===== TASK INPUT

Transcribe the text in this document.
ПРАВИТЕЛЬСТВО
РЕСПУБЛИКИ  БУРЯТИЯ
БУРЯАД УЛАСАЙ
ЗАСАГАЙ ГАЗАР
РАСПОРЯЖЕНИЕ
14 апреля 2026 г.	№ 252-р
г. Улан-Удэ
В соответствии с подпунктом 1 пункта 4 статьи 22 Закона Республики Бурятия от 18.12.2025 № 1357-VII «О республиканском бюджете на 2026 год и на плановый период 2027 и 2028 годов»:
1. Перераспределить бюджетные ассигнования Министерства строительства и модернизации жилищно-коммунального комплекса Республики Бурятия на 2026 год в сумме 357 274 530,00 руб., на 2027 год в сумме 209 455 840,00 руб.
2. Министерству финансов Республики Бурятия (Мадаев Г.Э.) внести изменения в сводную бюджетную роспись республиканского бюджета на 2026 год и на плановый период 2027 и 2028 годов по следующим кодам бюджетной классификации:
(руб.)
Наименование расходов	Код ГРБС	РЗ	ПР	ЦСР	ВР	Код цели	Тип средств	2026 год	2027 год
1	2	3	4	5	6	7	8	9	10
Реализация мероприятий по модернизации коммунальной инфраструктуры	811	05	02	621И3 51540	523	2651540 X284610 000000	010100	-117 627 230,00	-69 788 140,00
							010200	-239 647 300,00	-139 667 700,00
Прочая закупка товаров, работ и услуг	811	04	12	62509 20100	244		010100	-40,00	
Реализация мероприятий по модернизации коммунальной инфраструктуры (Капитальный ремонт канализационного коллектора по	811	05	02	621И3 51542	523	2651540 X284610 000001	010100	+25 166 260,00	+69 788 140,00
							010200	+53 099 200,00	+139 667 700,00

==========

WHAT TO DO => How many lines in the listing above contain the string "период"? Answer with the number only.

TASK ANSWER => 2